__RECORDS FOR THE EXERCISE__:
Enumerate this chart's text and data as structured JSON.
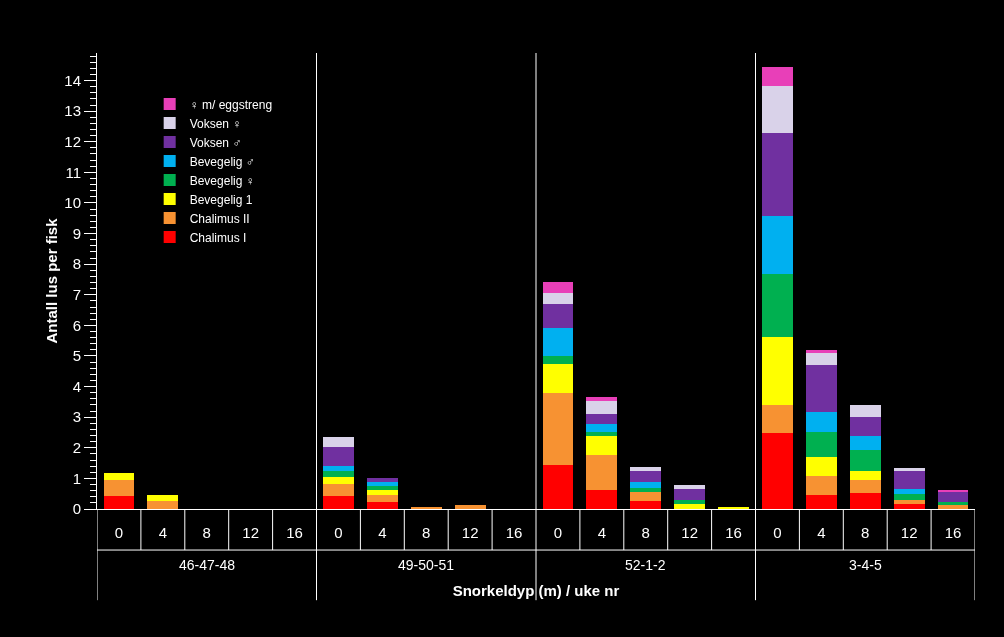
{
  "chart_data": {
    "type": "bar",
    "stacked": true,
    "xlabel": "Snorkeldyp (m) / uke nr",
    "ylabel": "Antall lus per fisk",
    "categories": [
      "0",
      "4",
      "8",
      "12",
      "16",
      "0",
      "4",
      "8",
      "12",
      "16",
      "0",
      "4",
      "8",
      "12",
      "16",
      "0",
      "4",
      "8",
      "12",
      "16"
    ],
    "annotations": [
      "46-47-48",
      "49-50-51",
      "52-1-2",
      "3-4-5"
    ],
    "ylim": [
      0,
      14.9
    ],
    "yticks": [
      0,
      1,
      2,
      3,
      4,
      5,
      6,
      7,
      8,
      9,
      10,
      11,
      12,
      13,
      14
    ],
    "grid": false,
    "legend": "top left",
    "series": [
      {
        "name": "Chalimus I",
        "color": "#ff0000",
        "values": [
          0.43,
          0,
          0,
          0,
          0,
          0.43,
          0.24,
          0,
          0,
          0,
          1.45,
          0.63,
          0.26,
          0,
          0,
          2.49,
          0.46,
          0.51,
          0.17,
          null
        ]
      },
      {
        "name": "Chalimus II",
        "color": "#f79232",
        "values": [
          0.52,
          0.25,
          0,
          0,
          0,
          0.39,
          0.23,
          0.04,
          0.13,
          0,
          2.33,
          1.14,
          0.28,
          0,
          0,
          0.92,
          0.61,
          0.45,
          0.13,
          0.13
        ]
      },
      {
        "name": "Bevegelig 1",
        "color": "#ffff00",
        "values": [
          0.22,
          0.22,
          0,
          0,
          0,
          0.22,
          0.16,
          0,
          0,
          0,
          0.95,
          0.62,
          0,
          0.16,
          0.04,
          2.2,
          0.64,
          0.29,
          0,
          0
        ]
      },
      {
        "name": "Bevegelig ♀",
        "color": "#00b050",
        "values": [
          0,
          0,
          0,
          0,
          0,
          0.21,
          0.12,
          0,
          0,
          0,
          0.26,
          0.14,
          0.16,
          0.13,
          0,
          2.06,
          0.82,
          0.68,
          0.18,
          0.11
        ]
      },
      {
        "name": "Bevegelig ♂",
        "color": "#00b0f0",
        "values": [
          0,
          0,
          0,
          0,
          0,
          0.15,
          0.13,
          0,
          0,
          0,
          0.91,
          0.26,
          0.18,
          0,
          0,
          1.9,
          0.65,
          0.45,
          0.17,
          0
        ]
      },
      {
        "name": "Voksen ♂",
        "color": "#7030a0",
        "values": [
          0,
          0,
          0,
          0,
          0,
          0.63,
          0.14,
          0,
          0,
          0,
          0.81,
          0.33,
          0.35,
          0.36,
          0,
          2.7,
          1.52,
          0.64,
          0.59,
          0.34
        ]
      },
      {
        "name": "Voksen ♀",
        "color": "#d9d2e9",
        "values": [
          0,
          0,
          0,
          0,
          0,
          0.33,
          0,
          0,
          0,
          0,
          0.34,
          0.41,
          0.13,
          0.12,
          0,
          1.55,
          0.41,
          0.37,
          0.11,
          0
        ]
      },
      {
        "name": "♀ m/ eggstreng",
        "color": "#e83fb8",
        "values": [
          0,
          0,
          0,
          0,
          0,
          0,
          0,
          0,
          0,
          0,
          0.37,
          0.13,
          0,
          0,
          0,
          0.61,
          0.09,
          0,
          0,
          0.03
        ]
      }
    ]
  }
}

...

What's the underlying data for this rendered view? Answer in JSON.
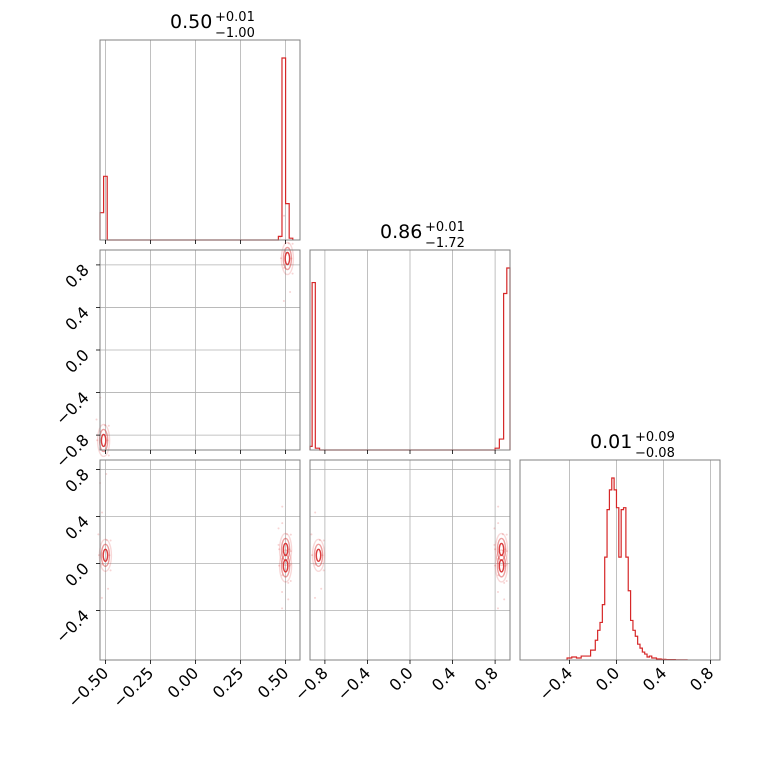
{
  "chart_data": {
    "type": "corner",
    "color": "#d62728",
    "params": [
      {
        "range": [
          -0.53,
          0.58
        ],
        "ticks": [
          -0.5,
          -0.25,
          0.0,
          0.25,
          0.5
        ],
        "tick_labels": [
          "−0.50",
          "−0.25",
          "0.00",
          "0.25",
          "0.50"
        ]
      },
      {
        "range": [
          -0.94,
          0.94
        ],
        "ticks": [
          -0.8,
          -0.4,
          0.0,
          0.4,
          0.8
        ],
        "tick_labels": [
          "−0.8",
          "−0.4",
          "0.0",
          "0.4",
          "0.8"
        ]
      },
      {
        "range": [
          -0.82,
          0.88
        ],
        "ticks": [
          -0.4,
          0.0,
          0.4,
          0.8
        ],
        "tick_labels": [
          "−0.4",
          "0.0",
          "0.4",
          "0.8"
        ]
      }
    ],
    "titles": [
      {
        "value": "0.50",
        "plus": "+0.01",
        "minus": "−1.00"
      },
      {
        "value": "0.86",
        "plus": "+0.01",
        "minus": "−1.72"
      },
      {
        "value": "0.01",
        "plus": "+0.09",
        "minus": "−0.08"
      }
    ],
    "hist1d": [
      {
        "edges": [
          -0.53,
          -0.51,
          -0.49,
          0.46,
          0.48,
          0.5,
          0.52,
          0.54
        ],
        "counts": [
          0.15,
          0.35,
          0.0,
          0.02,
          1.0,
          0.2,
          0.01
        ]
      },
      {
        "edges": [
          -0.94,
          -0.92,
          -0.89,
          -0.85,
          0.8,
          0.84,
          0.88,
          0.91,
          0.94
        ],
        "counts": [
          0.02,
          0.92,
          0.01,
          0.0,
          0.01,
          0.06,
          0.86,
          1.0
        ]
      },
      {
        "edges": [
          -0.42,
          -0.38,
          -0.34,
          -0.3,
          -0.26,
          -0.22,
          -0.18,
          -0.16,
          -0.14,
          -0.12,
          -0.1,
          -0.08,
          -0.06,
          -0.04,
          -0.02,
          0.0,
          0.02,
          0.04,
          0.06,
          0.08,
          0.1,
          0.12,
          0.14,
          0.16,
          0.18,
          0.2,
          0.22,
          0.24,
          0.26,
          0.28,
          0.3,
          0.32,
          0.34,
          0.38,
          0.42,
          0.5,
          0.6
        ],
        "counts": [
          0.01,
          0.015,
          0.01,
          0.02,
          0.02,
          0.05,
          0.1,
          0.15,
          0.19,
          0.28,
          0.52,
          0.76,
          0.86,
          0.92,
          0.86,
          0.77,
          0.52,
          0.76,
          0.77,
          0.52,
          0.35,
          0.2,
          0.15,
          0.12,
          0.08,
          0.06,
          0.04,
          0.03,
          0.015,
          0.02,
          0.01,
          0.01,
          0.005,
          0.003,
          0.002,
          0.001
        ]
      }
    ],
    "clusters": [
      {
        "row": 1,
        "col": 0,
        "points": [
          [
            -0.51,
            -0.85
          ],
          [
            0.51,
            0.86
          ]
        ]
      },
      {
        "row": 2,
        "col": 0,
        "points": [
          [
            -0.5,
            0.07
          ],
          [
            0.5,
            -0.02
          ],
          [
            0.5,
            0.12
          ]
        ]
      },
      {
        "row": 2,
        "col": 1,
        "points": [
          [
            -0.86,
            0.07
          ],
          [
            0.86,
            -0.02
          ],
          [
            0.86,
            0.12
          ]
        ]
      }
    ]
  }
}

__SET EXERCISE__: Search the data for "this" and list every line in which it occurs.

__SOLUTION BELOW__:
Enumerate this chart's text and data as structured JSON.
What's the underlying data for this rendered view? Answer in JSON.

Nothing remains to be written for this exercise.